# Aim of the task
Each line that holds the word "RETURN" counts once. Give the total number of such lines and nothing else.

# # # #

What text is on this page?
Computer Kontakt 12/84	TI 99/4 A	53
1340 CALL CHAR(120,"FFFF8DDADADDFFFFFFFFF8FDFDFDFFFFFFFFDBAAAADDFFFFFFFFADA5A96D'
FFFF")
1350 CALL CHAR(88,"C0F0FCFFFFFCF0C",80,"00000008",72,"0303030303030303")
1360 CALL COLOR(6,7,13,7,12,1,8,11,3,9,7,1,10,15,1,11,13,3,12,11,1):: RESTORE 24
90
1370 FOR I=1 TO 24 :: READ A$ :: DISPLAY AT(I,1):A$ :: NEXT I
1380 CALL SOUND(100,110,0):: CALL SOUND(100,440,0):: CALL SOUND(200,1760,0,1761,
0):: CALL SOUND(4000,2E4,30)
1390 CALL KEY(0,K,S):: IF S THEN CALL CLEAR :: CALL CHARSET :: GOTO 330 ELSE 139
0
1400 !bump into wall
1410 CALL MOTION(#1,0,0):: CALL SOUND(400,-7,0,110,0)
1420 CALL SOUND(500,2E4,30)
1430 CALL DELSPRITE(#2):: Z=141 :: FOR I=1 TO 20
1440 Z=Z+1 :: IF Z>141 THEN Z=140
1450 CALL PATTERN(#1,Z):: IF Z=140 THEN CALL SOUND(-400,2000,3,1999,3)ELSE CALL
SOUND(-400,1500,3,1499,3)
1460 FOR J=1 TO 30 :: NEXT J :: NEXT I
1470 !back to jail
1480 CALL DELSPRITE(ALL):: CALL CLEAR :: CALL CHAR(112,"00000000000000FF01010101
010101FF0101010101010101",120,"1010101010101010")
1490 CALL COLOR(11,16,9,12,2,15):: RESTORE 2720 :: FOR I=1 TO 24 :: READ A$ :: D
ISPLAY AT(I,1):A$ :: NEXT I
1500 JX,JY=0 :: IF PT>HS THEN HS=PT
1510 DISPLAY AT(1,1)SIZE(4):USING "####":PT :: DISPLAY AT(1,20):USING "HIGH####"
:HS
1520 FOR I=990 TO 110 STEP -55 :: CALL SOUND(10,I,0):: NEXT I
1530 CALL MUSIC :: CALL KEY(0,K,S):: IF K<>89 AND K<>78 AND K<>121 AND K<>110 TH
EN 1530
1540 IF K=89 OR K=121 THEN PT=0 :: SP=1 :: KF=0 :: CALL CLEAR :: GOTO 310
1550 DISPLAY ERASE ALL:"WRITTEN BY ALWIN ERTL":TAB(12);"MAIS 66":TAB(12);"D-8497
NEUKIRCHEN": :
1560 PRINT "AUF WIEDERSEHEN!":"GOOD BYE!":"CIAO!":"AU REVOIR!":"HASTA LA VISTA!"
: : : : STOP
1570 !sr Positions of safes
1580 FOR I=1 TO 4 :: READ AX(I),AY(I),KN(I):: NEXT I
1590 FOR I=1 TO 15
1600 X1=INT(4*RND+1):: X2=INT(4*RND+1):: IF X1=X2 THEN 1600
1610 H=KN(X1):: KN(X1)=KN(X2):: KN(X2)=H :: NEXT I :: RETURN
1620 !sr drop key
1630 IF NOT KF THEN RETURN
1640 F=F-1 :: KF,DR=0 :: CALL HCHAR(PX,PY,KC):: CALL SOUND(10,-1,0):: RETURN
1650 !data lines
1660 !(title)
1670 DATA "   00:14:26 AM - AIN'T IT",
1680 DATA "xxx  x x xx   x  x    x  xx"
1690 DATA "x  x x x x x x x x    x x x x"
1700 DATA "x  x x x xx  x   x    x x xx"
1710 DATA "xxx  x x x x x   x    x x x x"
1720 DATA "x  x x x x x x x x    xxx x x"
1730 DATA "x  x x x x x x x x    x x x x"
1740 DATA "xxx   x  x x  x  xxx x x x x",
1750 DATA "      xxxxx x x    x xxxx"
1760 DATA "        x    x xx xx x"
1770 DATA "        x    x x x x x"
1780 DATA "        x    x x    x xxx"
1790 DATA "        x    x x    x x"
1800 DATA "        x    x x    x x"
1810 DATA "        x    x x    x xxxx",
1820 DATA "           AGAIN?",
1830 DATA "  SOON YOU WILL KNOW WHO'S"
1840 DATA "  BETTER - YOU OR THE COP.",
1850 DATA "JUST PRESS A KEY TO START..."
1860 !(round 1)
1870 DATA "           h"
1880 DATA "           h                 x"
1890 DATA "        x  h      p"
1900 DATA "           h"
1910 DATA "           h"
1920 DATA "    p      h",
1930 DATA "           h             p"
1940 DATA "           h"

# # # #

# Written solution
3